— CHALLENGE —
Write out the complete material exactly as it stands.

#### SUPPLIED MATERIAL ####

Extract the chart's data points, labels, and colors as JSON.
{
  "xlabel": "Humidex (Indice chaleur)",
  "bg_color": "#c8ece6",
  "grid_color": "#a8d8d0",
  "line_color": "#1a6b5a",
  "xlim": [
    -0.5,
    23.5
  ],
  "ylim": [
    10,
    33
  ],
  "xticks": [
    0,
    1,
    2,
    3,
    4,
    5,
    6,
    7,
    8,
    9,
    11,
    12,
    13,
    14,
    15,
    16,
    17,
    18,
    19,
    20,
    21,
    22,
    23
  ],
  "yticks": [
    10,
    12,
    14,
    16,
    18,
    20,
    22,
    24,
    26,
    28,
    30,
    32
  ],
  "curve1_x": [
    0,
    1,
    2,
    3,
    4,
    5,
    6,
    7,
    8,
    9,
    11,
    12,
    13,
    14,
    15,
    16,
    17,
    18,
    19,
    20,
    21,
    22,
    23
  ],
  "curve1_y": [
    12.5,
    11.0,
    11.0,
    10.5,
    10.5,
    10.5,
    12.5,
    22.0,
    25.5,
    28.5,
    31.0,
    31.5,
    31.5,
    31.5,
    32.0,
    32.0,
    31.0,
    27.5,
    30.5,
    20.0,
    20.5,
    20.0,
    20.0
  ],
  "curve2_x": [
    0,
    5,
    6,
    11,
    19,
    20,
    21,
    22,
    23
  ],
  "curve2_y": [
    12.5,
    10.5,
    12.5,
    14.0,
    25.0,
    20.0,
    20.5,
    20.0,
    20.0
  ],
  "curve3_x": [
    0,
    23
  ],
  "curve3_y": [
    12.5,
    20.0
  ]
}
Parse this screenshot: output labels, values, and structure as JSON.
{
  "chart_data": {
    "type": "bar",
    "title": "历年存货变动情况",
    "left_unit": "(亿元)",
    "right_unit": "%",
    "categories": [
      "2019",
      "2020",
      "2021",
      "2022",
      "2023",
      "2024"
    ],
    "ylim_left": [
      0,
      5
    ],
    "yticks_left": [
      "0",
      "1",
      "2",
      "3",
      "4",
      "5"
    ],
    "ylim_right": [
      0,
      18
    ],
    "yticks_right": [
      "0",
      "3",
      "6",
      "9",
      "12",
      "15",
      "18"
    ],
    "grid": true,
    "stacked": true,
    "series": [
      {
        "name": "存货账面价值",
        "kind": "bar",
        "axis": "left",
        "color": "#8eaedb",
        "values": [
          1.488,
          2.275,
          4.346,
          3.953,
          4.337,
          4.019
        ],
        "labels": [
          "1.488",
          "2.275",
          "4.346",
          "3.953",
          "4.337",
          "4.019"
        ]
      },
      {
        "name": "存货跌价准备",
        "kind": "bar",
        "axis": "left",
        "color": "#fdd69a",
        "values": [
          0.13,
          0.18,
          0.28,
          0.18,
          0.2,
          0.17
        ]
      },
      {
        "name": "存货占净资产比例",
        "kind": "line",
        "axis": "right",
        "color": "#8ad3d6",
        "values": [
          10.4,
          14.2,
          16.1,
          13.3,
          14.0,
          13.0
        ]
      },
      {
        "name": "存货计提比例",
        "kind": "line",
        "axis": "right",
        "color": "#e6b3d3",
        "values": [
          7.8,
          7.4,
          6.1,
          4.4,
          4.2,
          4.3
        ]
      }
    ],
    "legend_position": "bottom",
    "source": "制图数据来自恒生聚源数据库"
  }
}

####

— CORRECT ANSWER —
Extract the chart's data points, labels, and colors as JSON.
{
  "xlabel": "Humidex (Indice chaleur)",
  "bg_color": "#c8ece6",
  "grid_color": "#a8d8d0",
  "line_color": "#1a6b5a",
  "xlim": [
    -0.5,
    23.5
  ],
  "ylim": [
    10,
    33
  ],
  "xticks": [
    0,
    1,
    2,
    3,
    4,
    5,
    6,
    7,
    8,
    9,
    11,
    12,
    13,
    14,
    15,
    16,
    17,
    18,
    19,
    20,
    21,
    22,
    23
  ],
  "yticks": [
    10,
    12,
    14,
    16,
    18,
    20,
    22,
    24,
    26,
    28,
    30,
    32
  ],
  "curve1_x": [
    0,
    1,
    2,
    3,
    4,
    5,
    6,
    7,
    8,
    9,
    11,
    12,
    13,
    14,
    15,
    16,
    17,
    18,
    19,
    20,
    21,
    22,
    23
  ],
  "curve1_y": [
    12.5,
    11.0,
    11.0,
    10.5,
    10.5,
    10.5,
    12.5,
    22.0,
    25.5,
    28.5,
    31.0,
    31.5,
    31.5,
    31.5,
    32.0,
    32.0,
    31.0,
    27.5,
    30.5,
    20.0,
    20.5,
    20.0,
    20.0
  ],
  "curve2_x": [
    0,
    5,
    6,
    11,
    19,
    20,
    21,
    22,
    23
  ],
  "curve2_y": [
    12.5,
    10.5,
    12.5,
    14.0,
    25.0,
    20.0,
    20.5,
    20.0,
    20.0
  ],
  "curve3_x": [
    0,
    23
  ],
  "curve3_y": [
    12.5,
    20.0
  ]
}
Parse this screenshot: output labels, values, and structure as JSON.
{
  "chart_data": {
    "type": "bar",
    "title": "历年存货变动情况",
    "left_unit": "(亿元)",
    "right_unit": "%",
    "categories": [
      "2019",
      "2020",
      "2021",
      "2022",
      "2023",
      "2024"
    ],
    "ylim_left": [
      0,
      5
    ],
    "yticks_left": [
      "0",
      "1",
      "2",
      "3",
      "4",
      "5"
    ],
    "ylim_right": [
      0,
      18
    ],
    "yticks_right": [
      "0",
      "3",
      "6",
      "9",
      "12",
      "15",
      "18"
    ],
    "grid": true,
    "stacked": true,
    "series": [
      {
        "name": "存货账面价值",
        "kind": "bar",
        "axis": "left",
        "color": "#8eaedb",
        "values": [
          1.488,
          2.275,
          4.346,
          3.953,
          4.337,
          4.019
        ],
        "labels": [
          "1.488",
          "2.275",
          "4.346",
          "3.953",
          "4.337",
          "4.019"
        ]
      },
      {
        "name": "存货跌价准备",
        "kind": "bar",
        "axis": "left",
        "color": "#fdd69a",
        "values": [
          0.13,
          0.18,
          0.28,
          0.18,
          0.2,
          0.17
        ]
      },
      {
        "name": "存货占净资产比例",
        "kind": "line",
        "axis": "right",
        "color": "#8ad3d6",
        "values": [
          10.4,
          14.2,
          16.1,
          13.3,
          14.0,
          13.0
        ]
      },
      {
        "name": "存货计提比例",
        "kind": "line",
        "axis": "right",
        "color": "#e6b3d3",
        "values": [
          7.8,
          7.4,
          6.1,
          4.4,
          4.2,
          4.3
        ]
      }
    ],
    "legend_position": "bottom",
    "source": "制图数据来自恒生聚源数据库"
  }
}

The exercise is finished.